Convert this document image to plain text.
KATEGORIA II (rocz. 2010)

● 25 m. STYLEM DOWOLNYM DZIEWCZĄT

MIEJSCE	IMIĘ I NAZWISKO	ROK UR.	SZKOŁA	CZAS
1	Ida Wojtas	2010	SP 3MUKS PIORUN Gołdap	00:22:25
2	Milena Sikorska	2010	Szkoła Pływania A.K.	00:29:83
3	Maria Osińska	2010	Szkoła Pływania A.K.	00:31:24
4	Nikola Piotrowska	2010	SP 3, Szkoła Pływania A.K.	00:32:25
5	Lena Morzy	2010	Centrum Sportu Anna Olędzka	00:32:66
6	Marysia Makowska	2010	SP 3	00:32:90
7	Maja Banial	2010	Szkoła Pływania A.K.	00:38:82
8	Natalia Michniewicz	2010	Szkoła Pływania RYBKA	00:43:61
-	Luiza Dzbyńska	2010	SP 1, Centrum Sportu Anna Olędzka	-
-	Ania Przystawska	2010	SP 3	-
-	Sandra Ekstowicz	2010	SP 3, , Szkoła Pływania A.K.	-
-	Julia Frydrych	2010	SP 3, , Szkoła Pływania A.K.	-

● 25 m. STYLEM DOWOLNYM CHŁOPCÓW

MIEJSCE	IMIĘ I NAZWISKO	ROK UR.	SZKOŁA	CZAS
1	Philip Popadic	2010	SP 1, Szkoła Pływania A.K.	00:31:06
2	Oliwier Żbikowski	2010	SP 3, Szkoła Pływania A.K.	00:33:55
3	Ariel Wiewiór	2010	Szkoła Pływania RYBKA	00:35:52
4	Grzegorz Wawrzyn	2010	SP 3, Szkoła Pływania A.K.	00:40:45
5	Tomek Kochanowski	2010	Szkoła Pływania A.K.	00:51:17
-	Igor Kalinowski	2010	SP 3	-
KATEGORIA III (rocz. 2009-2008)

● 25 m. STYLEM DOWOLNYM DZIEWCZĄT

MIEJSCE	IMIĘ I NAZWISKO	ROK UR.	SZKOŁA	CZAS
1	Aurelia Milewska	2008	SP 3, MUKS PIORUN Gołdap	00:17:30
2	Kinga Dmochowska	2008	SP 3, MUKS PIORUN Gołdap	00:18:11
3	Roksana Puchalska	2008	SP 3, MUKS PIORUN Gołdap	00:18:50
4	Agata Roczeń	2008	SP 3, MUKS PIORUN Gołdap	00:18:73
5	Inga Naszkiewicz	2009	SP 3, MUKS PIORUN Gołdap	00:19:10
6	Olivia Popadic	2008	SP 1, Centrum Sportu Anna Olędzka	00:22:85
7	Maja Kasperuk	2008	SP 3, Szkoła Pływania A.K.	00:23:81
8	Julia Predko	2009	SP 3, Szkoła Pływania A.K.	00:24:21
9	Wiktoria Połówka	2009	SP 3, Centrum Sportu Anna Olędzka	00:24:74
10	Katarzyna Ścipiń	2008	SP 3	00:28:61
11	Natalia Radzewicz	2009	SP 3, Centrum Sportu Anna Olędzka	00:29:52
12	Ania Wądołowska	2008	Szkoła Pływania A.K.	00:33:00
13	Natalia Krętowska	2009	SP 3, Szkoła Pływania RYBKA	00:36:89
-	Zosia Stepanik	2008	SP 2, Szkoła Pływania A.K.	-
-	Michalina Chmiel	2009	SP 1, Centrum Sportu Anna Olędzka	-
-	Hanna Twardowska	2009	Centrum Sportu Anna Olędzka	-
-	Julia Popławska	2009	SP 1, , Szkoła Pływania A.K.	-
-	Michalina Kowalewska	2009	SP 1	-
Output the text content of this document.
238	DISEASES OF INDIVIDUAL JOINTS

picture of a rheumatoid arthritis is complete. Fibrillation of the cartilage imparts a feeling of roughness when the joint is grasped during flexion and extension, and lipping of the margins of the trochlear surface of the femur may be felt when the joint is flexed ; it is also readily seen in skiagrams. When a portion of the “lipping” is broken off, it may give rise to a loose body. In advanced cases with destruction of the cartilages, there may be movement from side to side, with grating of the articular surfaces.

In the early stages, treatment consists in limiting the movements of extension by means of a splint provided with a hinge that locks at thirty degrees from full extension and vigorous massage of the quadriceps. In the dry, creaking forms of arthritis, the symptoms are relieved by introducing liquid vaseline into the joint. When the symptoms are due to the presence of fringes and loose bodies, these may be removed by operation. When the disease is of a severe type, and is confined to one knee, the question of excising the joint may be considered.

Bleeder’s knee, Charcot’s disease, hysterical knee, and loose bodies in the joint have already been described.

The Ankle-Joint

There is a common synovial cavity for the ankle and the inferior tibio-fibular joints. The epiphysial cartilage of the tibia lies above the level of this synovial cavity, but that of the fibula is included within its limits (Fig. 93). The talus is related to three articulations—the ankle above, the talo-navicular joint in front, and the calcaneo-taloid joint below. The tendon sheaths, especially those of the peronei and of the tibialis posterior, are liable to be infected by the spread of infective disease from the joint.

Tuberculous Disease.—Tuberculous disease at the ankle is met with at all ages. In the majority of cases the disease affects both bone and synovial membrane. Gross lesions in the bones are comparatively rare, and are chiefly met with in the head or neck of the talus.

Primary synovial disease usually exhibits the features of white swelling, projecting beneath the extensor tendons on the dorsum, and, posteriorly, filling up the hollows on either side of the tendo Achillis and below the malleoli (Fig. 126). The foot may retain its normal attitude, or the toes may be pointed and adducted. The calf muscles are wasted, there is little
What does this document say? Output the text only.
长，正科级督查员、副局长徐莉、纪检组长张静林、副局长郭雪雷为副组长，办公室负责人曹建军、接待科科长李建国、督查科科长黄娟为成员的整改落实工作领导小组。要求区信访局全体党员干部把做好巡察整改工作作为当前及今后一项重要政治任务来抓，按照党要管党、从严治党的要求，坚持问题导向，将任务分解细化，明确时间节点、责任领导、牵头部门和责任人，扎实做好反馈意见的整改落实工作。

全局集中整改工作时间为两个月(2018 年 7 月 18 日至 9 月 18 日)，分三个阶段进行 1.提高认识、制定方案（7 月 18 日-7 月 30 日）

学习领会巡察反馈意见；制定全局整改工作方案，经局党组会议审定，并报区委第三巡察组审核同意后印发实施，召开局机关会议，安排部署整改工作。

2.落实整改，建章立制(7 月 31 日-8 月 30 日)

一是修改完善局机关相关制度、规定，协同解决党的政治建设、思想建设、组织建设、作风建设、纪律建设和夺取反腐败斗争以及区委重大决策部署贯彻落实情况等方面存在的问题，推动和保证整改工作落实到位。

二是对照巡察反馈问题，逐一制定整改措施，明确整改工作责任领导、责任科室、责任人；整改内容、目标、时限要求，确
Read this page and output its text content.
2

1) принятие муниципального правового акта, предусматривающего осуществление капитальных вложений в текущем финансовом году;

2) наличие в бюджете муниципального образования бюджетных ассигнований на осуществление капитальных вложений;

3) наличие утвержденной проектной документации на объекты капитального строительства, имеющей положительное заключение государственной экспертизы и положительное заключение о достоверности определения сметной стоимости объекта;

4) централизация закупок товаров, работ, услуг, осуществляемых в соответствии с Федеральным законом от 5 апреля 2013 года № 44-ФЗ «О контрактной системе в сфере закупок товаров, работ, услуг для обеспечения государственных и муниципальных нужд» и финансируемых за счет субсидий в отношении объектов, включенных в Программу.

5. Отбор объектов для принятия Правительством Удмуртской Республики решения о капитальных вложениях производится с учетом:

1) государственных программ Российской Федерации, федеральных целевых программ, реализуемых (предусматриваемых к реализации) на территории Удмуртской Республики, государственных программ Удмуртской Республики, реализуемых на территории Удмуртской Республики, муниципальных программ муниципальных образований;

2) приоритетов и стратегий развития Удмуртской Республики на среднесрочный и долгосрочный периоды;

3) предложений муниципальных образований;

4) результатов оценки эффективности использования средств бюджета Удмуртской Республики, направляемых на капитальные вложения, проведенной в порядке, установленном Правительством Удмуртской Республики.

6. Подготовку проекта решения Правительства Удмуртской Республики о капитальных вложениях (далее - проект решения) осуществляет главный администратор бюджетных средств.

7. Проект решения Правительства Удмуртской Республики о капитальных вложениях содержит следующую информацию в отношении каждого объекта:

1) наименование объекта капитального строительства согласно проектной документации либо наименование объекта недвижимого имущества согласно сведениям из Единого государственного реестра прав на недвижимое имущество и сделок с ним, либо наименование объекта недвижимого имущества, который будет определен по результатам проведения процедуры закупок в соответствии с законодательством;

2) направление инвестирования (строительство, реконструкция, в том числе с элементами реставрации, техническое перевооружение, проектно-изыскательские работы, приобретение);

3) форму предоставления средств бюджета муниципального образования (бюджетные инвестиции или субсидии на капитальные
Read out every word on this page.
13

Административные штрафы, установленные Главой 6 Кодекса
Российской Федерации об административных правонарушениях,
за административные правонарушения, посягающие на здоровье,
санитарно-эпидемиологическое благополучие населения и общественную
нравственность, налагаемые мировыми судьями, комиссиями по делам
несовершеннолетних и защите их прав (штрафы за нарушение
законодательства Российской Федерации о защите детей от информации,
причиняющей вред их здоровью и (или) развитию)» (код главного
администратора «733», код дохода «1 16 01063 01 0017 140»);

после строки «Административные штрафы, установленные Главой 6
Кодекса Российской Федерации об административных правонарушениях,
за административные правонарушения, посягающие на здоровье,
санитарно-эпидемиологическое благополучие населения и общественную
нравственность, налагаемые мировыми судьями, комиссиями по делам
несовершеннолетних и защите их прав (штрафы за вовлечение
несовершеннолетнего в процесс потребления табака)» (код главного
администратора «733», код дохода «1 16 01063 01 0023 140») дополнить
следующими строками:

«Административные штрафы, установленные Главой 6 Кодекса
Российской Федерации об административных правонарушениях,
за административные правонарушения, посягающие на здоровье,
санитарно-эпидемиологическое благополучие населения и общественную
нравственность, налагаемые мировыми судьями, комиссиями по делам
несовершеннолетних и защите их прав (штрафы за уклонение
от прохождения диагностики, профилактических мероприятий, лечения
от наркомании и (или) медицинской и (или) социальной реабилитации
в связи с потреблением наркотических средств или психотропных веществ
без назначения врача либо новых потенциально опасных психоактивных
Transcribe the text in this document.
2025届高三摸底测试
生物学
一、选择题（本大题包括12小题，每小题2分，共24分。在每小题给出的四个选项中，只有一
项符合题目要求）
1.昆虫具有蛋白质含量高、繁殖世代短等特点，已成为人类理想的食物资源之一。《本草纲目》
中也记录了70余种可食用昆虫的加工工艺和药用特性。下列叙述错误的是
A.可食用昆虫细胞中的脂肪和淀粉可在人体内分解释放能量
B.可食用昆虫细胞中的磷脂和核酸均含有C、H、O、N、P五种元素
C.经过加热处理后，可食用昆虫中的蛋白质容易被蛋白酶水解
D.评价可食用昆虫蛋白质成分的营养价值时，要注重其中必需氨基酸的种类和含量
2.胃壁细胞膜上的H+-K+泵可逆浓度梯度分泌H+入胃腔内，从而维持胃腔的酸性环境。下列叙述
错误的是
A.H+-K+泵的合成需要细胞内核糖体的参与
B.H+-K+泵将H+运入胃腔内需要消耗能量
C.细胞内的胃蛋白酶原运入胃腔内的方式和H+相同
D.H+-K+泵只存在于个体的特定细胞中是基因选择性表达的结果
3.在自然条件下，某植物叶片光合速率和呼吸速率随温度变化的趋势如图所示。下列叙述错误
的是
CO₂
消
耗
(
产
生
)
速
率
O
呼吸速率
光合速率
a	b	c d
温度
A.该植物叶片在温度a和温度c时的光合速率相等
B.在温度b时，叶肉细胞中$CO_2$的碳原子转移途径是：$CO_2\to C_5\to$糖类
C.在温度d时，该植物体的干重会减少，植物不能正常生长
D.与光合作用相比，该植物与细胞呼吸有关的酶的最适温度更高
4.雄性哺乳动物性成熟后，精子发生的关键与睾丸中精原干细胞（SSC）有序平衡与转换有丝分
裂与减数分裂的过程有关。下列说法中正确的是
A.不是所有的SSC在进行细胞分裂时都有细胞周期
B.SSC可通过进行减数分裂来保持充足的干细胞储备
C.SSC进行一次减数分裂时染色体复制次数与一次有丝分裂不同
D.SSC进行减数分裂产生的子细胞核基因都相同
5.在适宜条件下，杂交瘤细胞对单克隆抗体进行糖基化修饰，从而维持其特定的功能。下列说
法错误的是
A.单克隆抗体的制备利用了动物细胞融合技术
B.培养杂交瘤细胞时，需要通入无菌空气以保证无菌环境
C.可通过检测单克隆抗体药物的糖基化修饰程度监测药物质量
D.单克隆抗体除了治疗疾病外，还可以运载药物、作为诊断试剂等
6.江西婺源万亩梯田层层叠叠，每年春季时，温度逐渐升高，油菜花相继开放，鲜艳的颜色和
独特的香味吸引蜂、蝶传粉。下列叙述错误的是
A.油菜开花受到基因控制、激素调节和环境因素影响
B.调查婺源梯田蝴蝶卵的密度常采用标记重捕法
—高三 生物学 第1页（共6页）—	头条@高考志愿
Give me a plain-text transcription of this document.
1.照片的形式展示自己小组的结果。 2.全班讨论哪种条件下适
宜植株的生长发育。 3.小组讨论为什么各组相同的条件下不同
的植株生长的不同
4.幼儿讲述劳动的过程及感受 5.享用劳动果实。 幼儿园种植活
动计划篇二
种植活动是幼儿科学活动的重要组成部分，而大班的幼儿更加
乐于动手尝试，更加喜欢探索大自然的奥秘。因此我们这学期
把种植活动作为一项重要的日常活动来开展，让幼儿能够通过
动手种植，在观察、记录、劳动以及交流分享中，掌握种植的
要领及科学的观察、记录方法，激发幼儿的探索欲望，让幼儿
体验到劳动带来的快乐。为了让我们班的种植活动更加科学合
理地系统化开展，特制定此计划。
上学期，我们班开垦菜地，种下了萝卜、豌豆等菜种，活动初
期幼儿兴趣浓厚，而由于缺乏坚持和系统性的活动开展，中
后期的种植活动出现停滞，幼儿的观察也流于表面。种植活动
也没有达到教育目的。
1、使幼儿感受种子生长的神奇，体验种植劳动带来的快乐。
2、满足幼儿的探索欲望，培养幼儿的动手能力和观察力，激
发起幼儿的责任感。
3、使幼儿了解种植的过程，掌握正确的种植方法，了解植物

• _STATED PROBLEM_
Locate all lines in the listing above with the word "средств". Copy them.

• _REPLY_
4) результатов оценки эффективности использования средств бюджета Удмуртской Республики, направляемых на капитальные вложения, проведенной в порядке, установленном Правительством Удмуртской Республики.
6. Подготовку проекта решения Правительства Удмуртской Республики о капитальных вложениях (далее - проект решения) осуществляет главный администратор бюджетных средств.
3) форму предоставления средств бюджета муниципального образования (бюджетные инвестиции или субсидии на капитальные
в связи с потреблением наркотических средств или психотропных веществ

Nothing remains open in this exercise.